**Task prompt**
Can you rewrite each of the records below, swapping "List at most 100 elements" for "List no more than 100 elements" and leaving everything else the same? Omit the pictures from your answer.

(Bounding box entries)
— Start —

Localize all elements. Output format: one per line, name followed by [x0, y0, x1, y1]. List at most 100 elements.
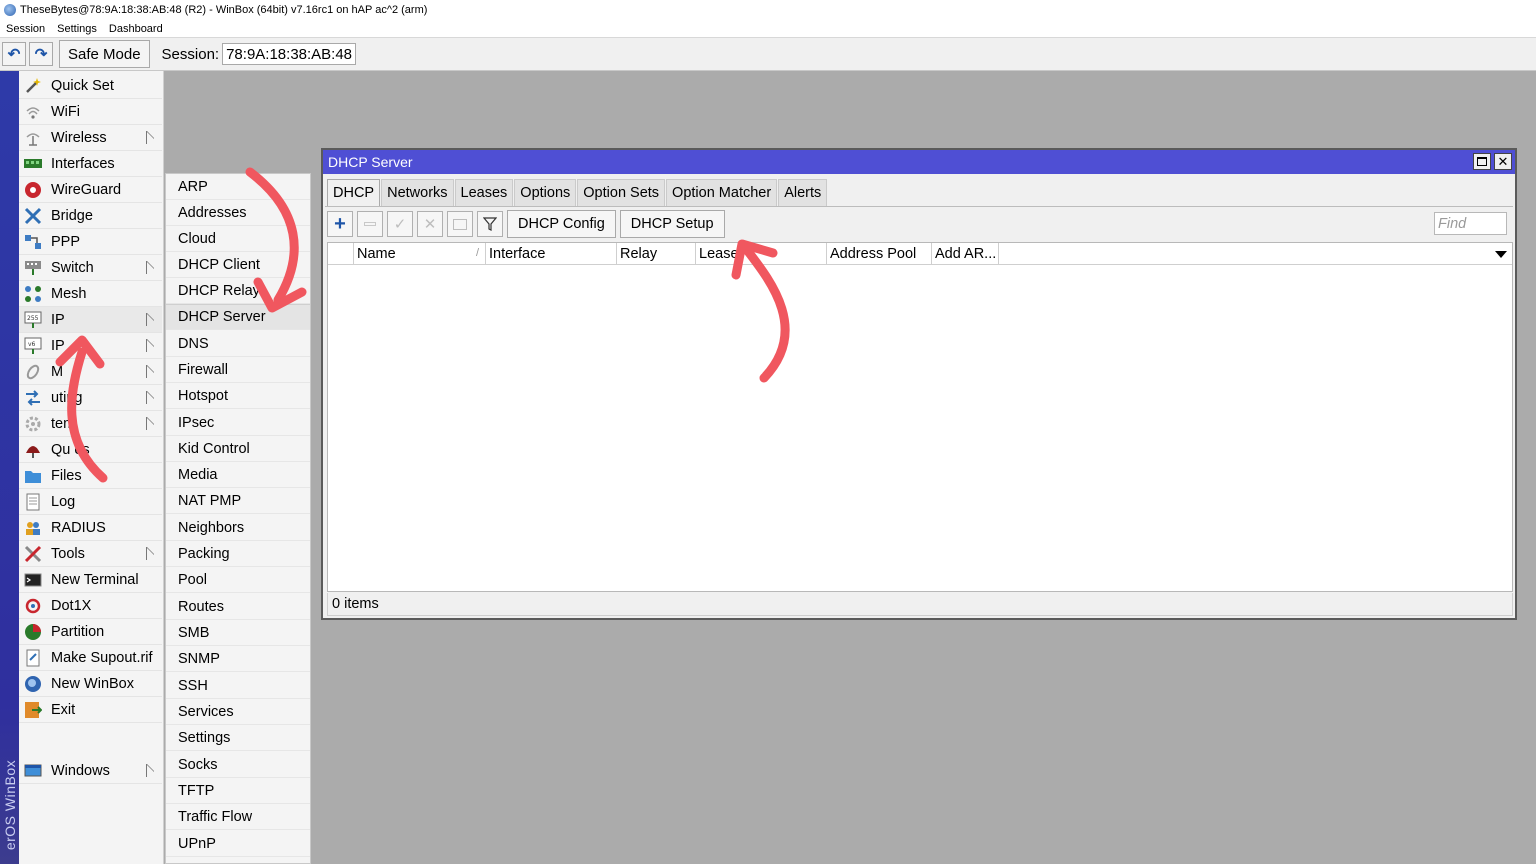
menu-item-new-terminal[interactable]: New Terminal: [19, 567, 162, 593]
ipv6-icon: v6: [23, 336, 43, 356]
submenu-item-media[interactable]: Media: [166, 462, 310, 488]
menu-item-system[interactable]: tem: [19, 411, 162, 437]
menu-item-queues[interactable]: Qu es: [19, 437, 162, 463]
tab-dhcp[interactable]: DHCP: [327, 179, 381, 206]
menu-label: New Terminal: [51, 571, 139, 588]
submenu-item-dhcp-relay[interactable]: DHCP Relay: [166, 278, 310, 304]
menu-label: Log: [51, 493, 76, 510]
column-lease-time[interactable]: Lease: [696, 243, 827, 265]
menu-item-wireguard[interactable]: WireGuard: [19, 177, 162, 203]
submenu-item-kid-control[interactable]: Kid Control: [166, 436, 310, 462]
disable-button[interactable]: ✕: [417, 211, 443, 237]
menu-item-radius[interactable]: RADIUS: [19, 515, 162, 541]
submenu-item-packing[interactable]: Packing: [166, 541, 310, 567]
menu-item-interfaces[interactable]: Interfaces: [19, 151, 162, 177]
submenu-item-tftp[interactable]: TFTP: [166, 778, 310, 804]
menu-item-ipv6[interactable]: v6 IP: [19, 333, 162, 359]
tab-option-sets[interactable]: Option Sets: [577, 179, 666, 206]
filter-button[interactable]: [477, 211, 503, 237]
submenu-item-cloud[interactable]: Cloud: [166, 226, 310, 252]
submenu-item-dhcp-client[interactable]: DHCP Client: [166, 252, 310, 278]
menu-dashboard[interactable]: Dashboard: [103, 23, 169, 35]
menu-item-exit[interactable]: Exit: [19, 697, 162, 723]
column-address-pool[interactable]: Address Pool: [827, 243, 932, 265]
submenu-item-services[interactable]: Services: [166, 699, 310, 725]
menu-item-make-supout[interactable]: Make Supout.rif: [19, 645, 162, 671]
menu-label: Windows: [51, 762, 110, 779]
submenu-item-neighbors[interactable]: Neighbors: [166, 515, 310, 541]
menu-item-quick-set[interactable]: Quick Set: [19, 73, 162, 99]
tab-alerts[interactable]: Alerts: [778, 179, 828, 206]
find-input[interactable]: [1434, 212, 1507, 235]
filter-icon: [483, 217, 497, 231]
close-button[interactable]: ✕: [1494, 153, 1512, 170]
dhcp-window-title-bar[interactable]: DHCP Server ✕: [323, 150, 1515, 174]
menu-item-wireless[interactable]: Wireless: [19, 125, 162, 151]
submenu-arrow-icon: [146, 365, 154, 378]
close-icon: ✕: [1497, 153, 1509, 169]
submenu-item-smb[interactable]: SMB: [166, 620, 310, 646]
menu-item-tools[interactable]: Tools: [19, 541, 162, 567]
menu-label: WireGuard: [51, 181, 122, 198]
menu-item-switch[interactable]: Switch: [19, 255, 162, 281]
safe-mode-button[interactable]: Safe Mode: [59, 40, 150, 68]
menu-item-routing[interactable]: uting: [19, 385, 162, 411]
submenu-item-socks[interactable]: Socks: [166, 752, 310, 778]
menu-item-new-winbox[interactable]: New WinBox: [19, 671, 162, 697]
submenu-item-upnp[interactable]: UPnP: [166, 831, 310, 857]
maximize-button[interactable]: [1473, 153, 1491, 170]
submenu-arrow-icon: [146, 261, 154, 274]
dhcp-config-button[interactable]: DHCP Config: [507, 210, 616, 238]
submenu-item-snmp[interactable]: SNMP: [166, 646, 310, 672]
menu-settings[interactable]: Settings: [51, 23, 103, 35]
menu-item-wifi[interactable]: WiFi: [19, 99, 162, 125]
column-interface[interactable]: Interface: [486, 243, 617, 265]
menu-item-windows[interactable]: Windows: [19, 758, 162, 784]
status-bar: 0 items: [327, 593, 1513, 616]
menu-item-mesh[interactable]: Mesh: [19, 281, 162, 307]
submenu-item-settings[interactable]: Settings: [166, 725, 310, 751]
menu-item-ppp[interactable]: PPP: [19, 229, 162, 255]
column-menu-dropdown-icon[interactable]: [1490, 243, 1512, 265]
column-name[interactable]: Name /: [354, 243, 486, 265]
redo-button[interactable]: ↷: [29, 42, 53, 66]
tab-options[interactable]: Options: [514, 179, 577, 206]
submenu-item-ssh[interactable]: SSH: [166, 673, 310, 699]
submenu-item-routes[interactable]: Routes: [166, 594, 310, 620]
column-add-arp[interactable]: Add AR...: [932, 243, 999, 265]
terminal-icon: [23, 570, 43, 590]
menu-label: Partition: [51, 623, 105, 640]
menu-item-bridge[interactable]: Bridge: [19, 203, 162, 229]
submenu-item-dns[interactable]: DNS: [166, 331, 310, 357]
tab-option-matcher[interactable]: Option Matcher: [666, 179, 778, 206]
remove-button[interactable]: [357, 211, 383, 237]
table-header: Name / Interface Relay Lease Address Poo…: [328, 243, 1512, 265]
tab-leases[interactable]: Leases: [454, 179, 514, 206]
menu-session[interactable]: Session: [0, 23, 51, 35]
menu-item-partition[interactable]: Partition: [19, 619, 162, 645]
submenu-item-nat-pmp[interactable]: NAT PMP: [166, 488, 310, 514]
column-flags[interactable]: [328, 243, 354, 265]
enable-button[interactable]: ✓: [387, 211, 413, 237]
mpls-icon: [23, 362, 43, 382]
menu-item-mpls[interactable]: M: [19, 359, 162, 385]
submenu-item-traffic-flow[interactable]: Traffic Flow: [166, 804, 310, 830]
submenu-item-hotspot[interactable]: Hotspot: [166, 383, 310, 409]
session-field[interactable]: 78:9A:18:38:AB:48: [222, 43, 357, 65]
menu-item-ip[interactable]: 255 IP: [19, 307, 162, 333]
menu-item-files[interactable]: Files: [19, 463, 162, 489]
menu-item-dot1x[interactable]: Dot1X: [19, 593, 162, 619]
add-button[interactable]: +: [327, 211, 353, 237]
submenu-item-firewall[interactable]: Firewall: [166, 357, 310, 383]
submenu-item-addresses[interactable]: Addresses: [166, 200, 310, 226]
submenu-item-pool[interactable]: Pool: [166, 567, 310, 593]
comment-button[interactable]: [447, 211, 473, 237]
undo-button[interactable]: ↶: [2, 42, 26, 66]
column-relay[interactable]: Relay: [617, 243, 696, 265]
menu-item-log[interactable]: Log: [19, 489, 162, 515]
submenu-item-ipsec[interactable]: IPsec: [166, 410, 310, 436]
tab-networks[interactable]: Networks: [381, 179, 454, 206]
submenu-item-dhcp-server[interactable]: DHCP Server: [166, 304, 310, 330]
submenu-item-arp[interactable]: ARP: [166, 174, 310, 200]
dhcp-setup-button[interactable]: DHCP Setup: [619, 210, 725, 238]
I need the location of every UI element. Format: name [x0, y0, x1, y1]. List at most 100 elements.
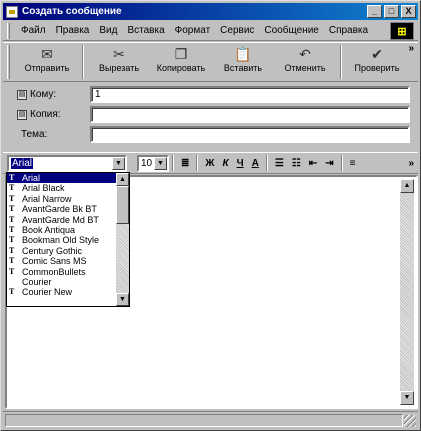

— End —

**Exercise answer**
Localize all elements. Output format: one per line, name followed by [x0, y0, x1, y1]. List no more than 100 elements.
menu-item-new-terminal[interactable]: New Terminal: [19, 567, 162, 593]
ipv6-icon: v6: [23, 336, 43, 356]
submenu-item-media[interactable]: Media: [166, 462, 310, 488]
menu-item-system[interactable]: tem: [19, 411, 162, 437]
menu-item-queues[interactable]: Qu es: [19, 437, 162, 463]
tab-dhcp[interactable]: DHCP: [327, 179, 381, 206]
menu-label: New Terminal: [51, 571, 139, 588]
submenu-item-dhcp-relay[interactable]: DHCP Relay: [166, 278, 310, 304]
menu-label: Log: [51, 493, 76, 510]
column-lease-time[interactable]: Lease: [696, 243, 827, 265]
menu-item-wireguard[interactable]: WireGuard: [19, 177, 162, 203]
submenu-item-kid-control[interactable]: Kid Control: [166, 436, 310, 462]
disable-button[interactable]: ✕: [417, 211, 443, 237]
menu-item-radius[interactable]: RADIUS: [19, 515, 162, 541]
submenu-item-packing[interactable]: Packing: [166, 541, 310, 567]
menu-item-interfaces[interactable]: Interfaces: [19, 151, 162, 177]
submenu-item-tftp[interactable]: TFTP: [166, 778, 310, 804]
menu-item-ipv6[interactable]: v6 IP: [19, 333, 162, 359]
tab-option-sets[interactable]: Option Sets: [577, 179, 666, 206]
filter-button[interactable]: [477, 211, 503, 237]
submenu-item-cloud[interactable]: Cloud: [166, 226, 310, 252]
submenu-item-dhcp-client[interactable]: DHCP Client: [166, 252, 310, 278]
menu-dashboard[interactable]: Dashboard: [103, 23, 169, 35]
menu-item-exit[interactable]: Exit: [19, 697, 162, 723]
column-address-pool[interactable]: Address Pool: [827, 243, 932, 265]
submenu-item-services[interactable]: Services: [166, 699, 310, 725]
menu-item-make-supout[interactable]: Make Supout.rif: [19, 645, 162, 671]
menu-label: Windows: [51, 762, 110, 779]
submenu-item-neighbors[interactable]: Neighbors: [166, 515, 310, 541]
menu-item-quick-set[interactable]: Quick Set: [19, 73, 162, 99]
tab-alerts[interactable]: Alerts: [778, 179, 828, 206]
find-input[interactable]: [1434, 212, 1507, 235]
filter-icon: [483, 217, 497, 231]
close-button[interactable]: ✕: [1494, 153, 1512, 170]
dhcp-window-title-bar[interactable]: DHCP Server ✕: [323, 150, 1515, 174]
menu-item-wireless[interactable]: Wireless: [19, 125, 162, 151]
submenu-arrow-icon: [146, 365, 154, 378]
close-icon: ✕: [1497, 153, 1509, 169]
submenu-item-smb[interactable]: SMB: [166, 620, 310, 646]
menu-item-tools[interactable]: Tools: [19, 541, 162, 567]
menu-label: WireGuard: [51, 181, 122, 198]
menu-item-switch[interactable]: Switch: [19, 255, 162, 281]
safe-mode-button[interactable]: Safe Mode: [59, 40, 150, 68]
menu-item-routing[interactable]: uting: [19, 385, 162, 411]
submenu-item-socks[interactable]: Socks: [166, 752, 310, 778]
menu-item-new-winbox[interactable]: New WinBox: [19, 671, 162, 697]
submenu-item-upnp[interactable]: UPnP: [166, 831, 310, 857]
maximize-button[interactable]: [1473, 153, 1491, 170]
submenu-arrow-icon: [146, 261, 154, 274]
dhcp-config-button[interactable]: DHCP Config: [507, 210, 616, 238]
submenu-item-snmp[interactable]: SNMP: [166, 646, 310, 672]
menu-settings[interactable]: Settings: [51, 23, 103, 35]
menu-item-wifi[interactable]: WiFi: [19, 99, 162, 125]
column-interface[interactable]: Interface: [486, 243, 617, 265]
menu-item-windows[interactable]: Windows: [19, 758, 162, 784]
status-bar: 0 items: [327, 593, 1513, 616]
menu-item-mesh[interactable]: Mesh: [19, 281, 162, 307]
submenu-item-settings[interactable]: Settings: [166, 725, 310, 751]
menu-item-ppp[interactable]: PPP: [19, 229, 162, 255]
column-menu-dropdown-icon[interactable]: [1490, 243, 1512, 265]
column-name[interactable]: Name /: [354, 243, 486, 265]
redo-button[interactable]: ↷: [29, 42, 53, 66]
tab-options[interactable]: Options: [514, 179, 577, 206]
submenu-item-ssh[interactable]: SSH: [166, 673, 310, 699]
submenu-item-routes[interactable]: Routes: [166, 594, 310, 620]
column-add-arp[interactable]: Add AR...: [932, 243, 999, 265]
terminal-icon: [23, 570, 43, 590]
menu-label: Partition: [51, 623, 105, 640]
menu-item-bridge[interactable]: Bridge: [19, 203, 162, 229]
submenu-item-dns[interactable]: DNS: [166, 331, 310, 357]
tab-option-matcher[interactable]: Option Matcher: [666, 179, 778, 206]
remove-button[interactable]: [357, 211, 383, 237]
table-header: Name / Interface Relay Lease Address Poo…: [328, 243, 1512, 265]
tab-leases[interactable]: Leases: [454, 179, 514, 206]
menu-session[interactable]: Session: [0, 23, 51, 35]
menu-item-partition[interactable]: Partition: [19, 619, 162, 645]
submenu-item-nat-pmp[interactable]: NAT PMP: [166, 488, 310, 514]
column-flags[interactable]: [328, 243, 354, 265]
enable-button[interactable]: ✓: [387, 211, 413, 237]
mpls-icon: [23, 362, 43, 382]
menu-item-mpls[interactable]: M: [19, 359, 162, 385]
submenu-item-traffic-flow[interactable]: Traffic Flow: [166, 804, 310, 830]
submenu-item-hotspot[interactable]: Hotspot: [166, 383, 310, 409]
session-field[interactable]: 78:9A:18:38:AB:48: [222, 43, 357, 65]
menu-item-ip[interactable]: 255 IP: [19, 307, 162, 333]
menu-item-files[interactable]: Files: [19, 463, 162, 489]
menu-item-dot1x[interactable]: Dot1X: [19, 593, 162, 619]
add-button[interactable]: +: [327, 211, 353, 237]
submenu-item-firewall[interactable]: Firewall: [166, 357, 310, 383]
submenu-item-addresses[interactable]: Addresses: [166, 200, 310, 226]
submenu-item-pool[interactable]: Pool: [166, 567, 310, 593]
comment-button[interactable]: [447, 211, 473, 237]
undo-button[interactable]: ↶: [2, 42, 26, 66]
column-relay[interactable]: Relay: [617, 243, 696, 265]
menu-item-log[interactable]: Log: [19, 489, 162, 515]
submenu-item-ipsec[interactable]: IPsec: [166, 410, 310, 436]
tab-networks[interactable]: Networks: [381, 179, 454, 206]
submenu-item-dhcp-server[interactable]: DHCP Server: [166, 304, 310, 330]
submenu-item-arp[interactable]: ARP: [166, 174, 310, 200]
dhcp-setup-button[interactable]: DHCP Setup: [619, 210, 725, 238]
I need the location of every UI element. Format: name [x0, y0, x1, y1]. List no more than 100 elements.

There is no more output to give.